* Listing:
........
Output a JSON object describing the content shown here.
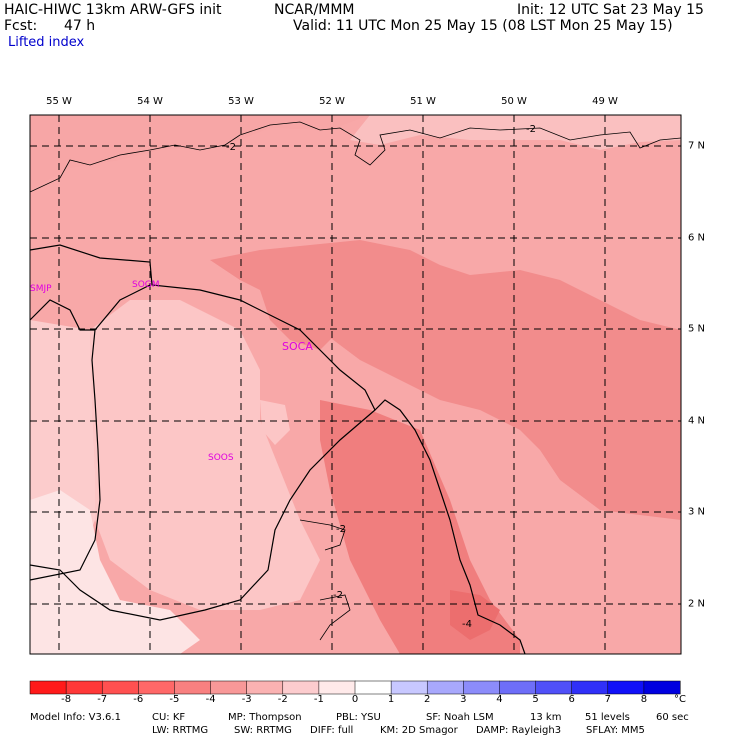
{
  "header": {
    "model": "HAIC-HIWC 13km ARW-GFS init",
    "org": "NCAR/MMM",
    "init": "Init: 12 UTC Sat 23 May 15",
    "fcst_label": "Fcst:",
    "fcst_hours": "47 h",
    "valid": "Valid: 11 UTC Mon 25 May 15 (08 LST Mon 25 May 15)",
    "field": "Lifted index"
  },
  "map": {
    "lon_labels": [
      "55 W",
      "54 W",
      "53 W",
      "52 W",
      "51 W",
      "50 W",
      "49 W"
    ],
    "lat_labels": [
      "7 N",
      "6 N",
      "5 N",
      "4 N",
      "3 N",
      "2 N"
    ],
    "stations": [
      "SMJP",
      "SOGM",
      "SOCA",
      "SOOS"
    ],
    "contour_labels": [
      "-2",
      "-2",
      "-2",
      "-2",
      "-4"
    ]
  },
  "colorbar": {
    "ticks": [
      "-8",
      "-7",
      "-6",
      "-5",
      "-4",
      "-3",
      "-2",
      "-1",
      "0",
      "1",
      "2",
      "3",
      "4",
      "5",
      "6",
      "7",
      "8"
    ],
    "unit": "°C",
    "colors": [
      "#ff1a1a",
      "#ff3838",
      "#ff5050",
      "#ff6868",
      "#f88080",
      "#f89898",
      "#fab2b2",
      "#fcccce",
      "#ffeaea",
      "#ffffff",
      "#c8c8ff",
      "#a8a8fc",
      "#8c8cfa",
      "#6e6ef8",
      "#5050f8",
      "#3030f8",
      "#1010f8",
      "#0000e0"
    ]
  },
  "footer": {
    "line1": [
      "Model Info: V3.6.1",
      "CU: KF",
      "MP: Thompson",
      "PBL: YSU",
      "SF: Noah LSM",
      "13 km",
      "51 levels",
      "60 sec"
    ],
    "line2": [
      "LW: RRTMG",
      "SW: RRTMG",
      "DIFF: full",
      "KM: 2D Smagor",
      "DAMP: Rayleigh3",
      "SFLAY: MM5"
    ]
  }
}
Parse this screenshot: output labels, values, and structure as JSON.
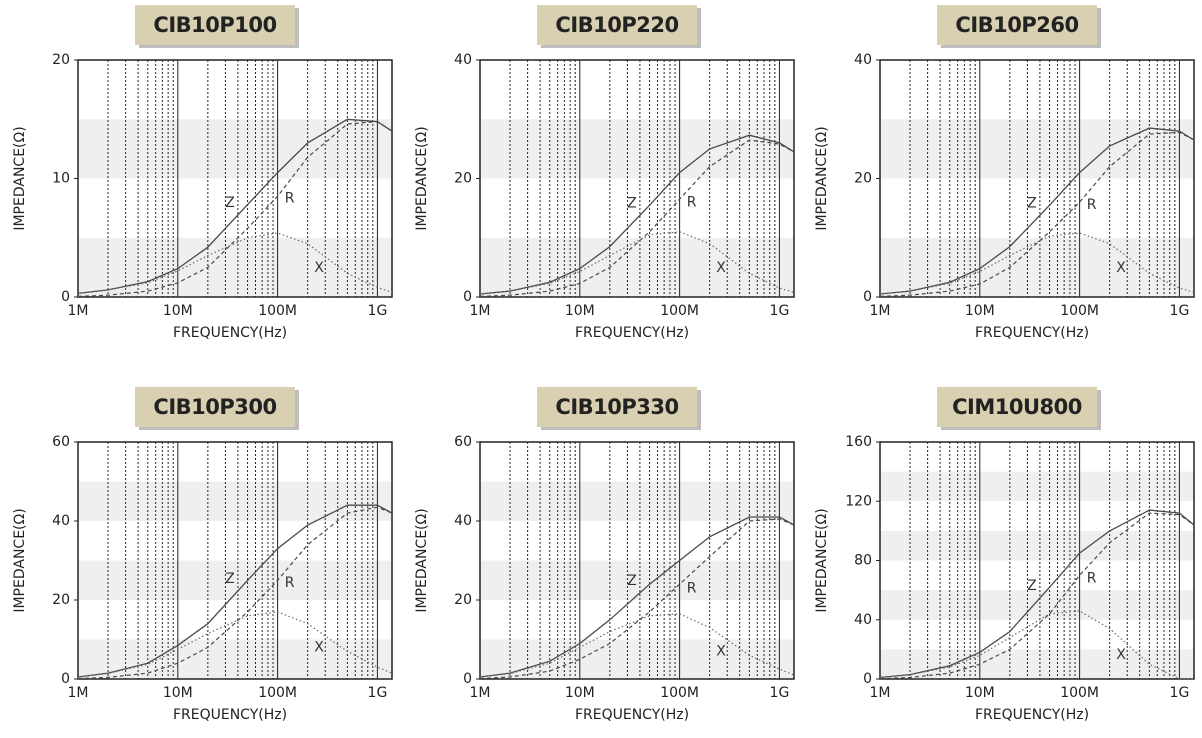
{
  "chart_data": [
    {
      "type": "line",
      "title": "CIB10P100",
      "x_label": "FREQUENCY(Hz)",
      "y_label": "IMPEDANCE(Ω)",
      "xscale": "log",
      "minor_grid": true,
      "bands": true,
      "x": [
        1000000,
        2000000,
        5000000,
        10000000,
        20000000,
        50000000,
        100000000,
        200000000,
        500000000,
        1000000000,
        1400000000
      ],
      "xlim": [
        1000000,
        1400000000
      ],
      "xticks": [
        {
          "value": 1000000,
          "label": "1M"
        },
        {
          "value": 10000000,
          "label": "10M"
        },
        {
          "value": 100000000,
          "label": "100M"
        },
        {
          "value": 1000000000,
          "label": "1G"
        }
      ],
      "ylim": [
        0,
        20
      ],
      "yticks": [
        0,
        10,
        20
      ],
      "series": [
        {
          "name": "Z",
          "color": "#4a4a4a",
          "style": "solid",
          "values": [
            0.3,
            0.6,
            1.3,
            2.4,
            4.2,
            7.8,
            10.5,
            13,
            15,
            14.8,
            14
          ]
        },
        {
          "name": "R",
          "color": "#4a4a4a",
          "style": "dashed",
          "values": [
            0.05,
            0.15,
            0.5,
            1.2,
            2.5,
            5.8,
            8.5,
            11.8,
            14.6,
            14.8,
            14
          ]
        },
        {
          "name": "X",
          "color": "#6a6a6a",
          "style": "dotted",
          "values": [
            0.3,
            0.6,
            1.2,
            2.2,
            3.5,
            5,
            5.4,
            4.5,
            2,
            0.8,
            0.4
          ]
        }
      ]
    },
    {
      "type": "line",
      "title": "CIB10P220",
      "x_label": "FREQUENCY(Hz)",
      "y_label": "IMPEDANCE(Ω)",
      "xscale": "log",
      "minor_grid": true,
      "bands": true,
      "x": [
        1000000,
        2000000,
        5000000,
        10000000,
        20000000,
        50000000,
        100000000,
        200000000,
        500000000,
        1000000000,
        1400000000
      ],
      "xlim": [
        1000000,
        1400000000
      ],
      "xticks": [
        {
          "value": 1000000,
          "label": "1M"
        },
        {
          "value": 10000000,
          "label": "10M"
        },
        {
          "value": 100000000,
          "label": "100M"
        },
        {
          "value": 1000000000,
          "label": "1G"
        }
      ],
      "ylim": [
        0,
        40
      ],
      "yticks": [
        0,
        20,
        40
      ],
      "series": [
        {
          "name": "Z",
          "color": "#4a4a4a",
          "style": "solid",
          "values": [
            0.5,
            1,
            2.5,
            4.8,
            8.5,
            15.5,
            21,
            25,
            27.3,
            26,
            24.5
          ]
        },
        {
          "name": "R",
          "color": "#4a4a4a",
          "style": "dashed",
          "values": [
            0.1,
            0.3,
            1,
            2.3,
            5,
            11,
            16.5,
            22,
            26.5,
            25.8,
            24.5
          ]
        },
        {
          "name": "X",
          "color": "#6a6a6a",
          "style": "dotted",
          "values": [
            0.5,
            1,
            2.3,
            4.3,
            7,
            10.5,
            11,
            9,
            4,
            1.5,
            0.8
          ]
        }
      ]
    },
    {
      "type": "line",
      "title": "CIB10P260",
      "x_label": "FREQUENCY(Hz)",
      "y_label": "IMPEDANCE(Ω)",
      "xscale": "log",
      "minor_grid": true,
      "bands": true,
      "x": [
        1000000,
        2000000,
        5000000,
        10000000,
        20000000,
        50000000,
        100000000,
        200000000,
        500000000,
        1000000000,
        1400000000
      ],
      "xlim": [
        1000000,
        1400000000
      ],
      "xticks": [
        {
          "value": 1000000,
          "label": "1M"
        },
        {
          "value": 10000000,
          "label": "10M"
        },
        {
          "value": 100000000,
          "label": "100M"
        },
        {
          "value": 1000000000,
          "label": "1G"
        }
      ],
      "ylim": [
        0,
        40
      ],
      "yticks": [
        0,
        20,
        40
      ],
      "series": [
        {
          "name": "Z",
          "color": "#4a4a4a",
          "style": "solid",
          "values": [
            0.5,
            1,
            2.5,
            4.8,
            8.5,
            15.5,
            21,
            25.5,
            28.5,
            28,
            26.5
          ]
        },
        {
          "name": "R",
          "color": "#4a4a4a",
          "style": "dashed",
          "values": [
            0.1,
            0.3,
            1,
            2.2,
            5,
            11,
            16,
            22,
            27.5,
            27.8,
            26.5
          ]
        },
        {
          "name": "X",
          "color": "#6a6a6a",
          "style": "dotted",
          "values": [
            0.5,
            1,
            2.3,
            4.3,
            7,
            10.3,
            10.8,
            9,
            4,
            1.5,
            0.8
          ]
        }
      ]
    },
    {
      "type": "line",
      "title": "CIB10P300",
      "x_label": "FREQUENCY(Hz)",
      "y_label": "IMPEDANCE(Ω)",
      "xscale": "log",
      "minor_grid": true,
      "bands": true,
      "x": [
        1000000,
        2000000,
        5000000,
        10000000,
        20000000,
        50000000,
        100000000,
        200000000,
        500000000,
        1000000000,
        1400000000
      ],
      "xlim": [
        1000000,
        1400000000
      ],
      "xticks": [
        {
          "value": 1000000,
          "label": "1M"
        },
        {
          "value": 10000000,
          "label": "10M"
        },
        {
          "value": 100000000,
          "label": "100M"
        },
        {
          "value": 1000000000,
          "label": "1G"
        }
      ],
      "ylim": [
        0,
        60
      ],
      "yticks": [
        0,
        20,
        40,
        60
      ],
      "series": [
        {
          "name": "Z",
          "color": "#4a4a4a",
          "style": "solid",
          "values": [
            0.5,
            1.5,
            4,
            8.5,
            14,
            25,
            33,
            39,
            44,
            44,
            42
          ]
        },
        {
          "name": "R",
          "color": "#4a4a4a",
          "style": "dashed",
          "values": [
            0.1,
            0.4,
            1.5,
            4,
            8,
            17,
            25,
            34,
            42,
            43.5,
            42
          ]
        },
        {
          "name": "X",
          "color": "#6a6a6a",
          "style": "dotted",
          "values": [
            0.5,
            1.4,
            3.7,
            7.5,
            11.5,
            16,
            17,
            14,
            7,
            3,
            1.5
          ]
        }
      ]
    },
    {
      "type": "line",
      "title": "CIB10P330",
      "x_label": "FREQUENCY(Hz)",
      "y_label": "IMPEDANCE(Ω)",
      "xscale": "log",
      "minor_grid": true,
      "bands": true,
      "x": [
        1000000,
        2000000,
        5000000,
        10000000,
        20000000,
        50000000,
        100000000,
        200000000,
        500000000,
        1000000000,
        1400000000
      ],
      "xlim": [
        1000000,
        1400000000
      ],
      "xticks": [
        {
          "value": 1000000,
          "label": "1M"
        },
        {
          "value": 10000000,
          "label": "10M"
        },
        {
          "value": 100000000,
          "label": "100M"
        },
        {
          "value": 1000000000,
          "label": "1G"
        }
      ],
      "ylim": [
        0,
        60
      ],
      "yticks": [
        0,
        20,
        40,
        60
      ],
      "series": [
        {
          "name": "Z",
          "color": "#4a4a4a",
          "style": "solid",
          "values": [
            0.5,
            1.5,
            4.5,
            9,
            15,
            24,
            30,
            36,
            41,
            41,
            39
          ]
        },
        {
          "name": "R",
          "color": "#4a4a4a",
          "style": "dashed",
          "values": [
            0.1,
            0.5,
            2,
            5,
            9,
            17,
            24,
            31,
            40,
            40.5,
            39
          ]
        },
        {
          "name": "X",
          "color": "#6a6a6a",
          "style": "dotted",
          "values": [
            0.5,
            1.4,
            4,
            8,
            12,
            16,
            16.5,
            13,
            6,
            2.5,
            1
          ]
        }
      ]
    },
    {
      "type": "line",
      "title": "CIM10U800",
      "x_label": "FREQUENCY(Hz)",
      "y_label": "IMPEDANCE(Ω)",
      "xscale": "log",
      "minor_grid": true,
      "bands": true,
      "x": [
        1000000,
        2000000,
        5000000,
        10000000,
        20000000,
        50000000,
        100000000,
        200000000,
        500000000,
        1000000000,
        1400000000
      ],
      "xlim": [
        1000000,
        1400000000
      ],
      "xticks": [
        {
          "value": 1000000,
          "label": "1M"
        },
        {
          "value": 10000000,
          "label": "10M"
        },
        {
          "value": 100000000,
          "label": "100M"
        },
        {
          "value": 1000000000,
          "label": "1G"
        }
      ],
      "ylim": [
        0,
        160
      ],
      "yticks": [
        0,
        40,
        80,
        120,
        160
      ],
      "series": [
        {
          "name": "Z",
          "color": "#4a4a4a",
          "style": "solid",
          "values": [
            1,
            3,
            9,
            18,
            32,
            62,
            85,
            100,
            114,
            112,
            104
          ]
        },
        {
          "name": "R",
          "color": "#4a4a4a",
          "style": "dashed",
          "values": [
            0.2,
            1,
            4,
            10,
            20,
            44,
            70,
            92,
            112,
            111,
            104
          ]
        },
        {
          "name": "X",
          "color": "#6a6a6a",
          "style": "dotted",
          "values": [
            1,
            3,
            8,
            16,
            28,
            44,
            46,
            34,
            10,
            0,
            0
          ]
        }
      ]
    }
  ]
}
........
* Description of the task: Identify the lines that hold the word "JSON". Copy every one of them.

* Full output:
Output a JSON object describing the content shown here.
Parse this screenshot: output labels, values, and structure as JSON.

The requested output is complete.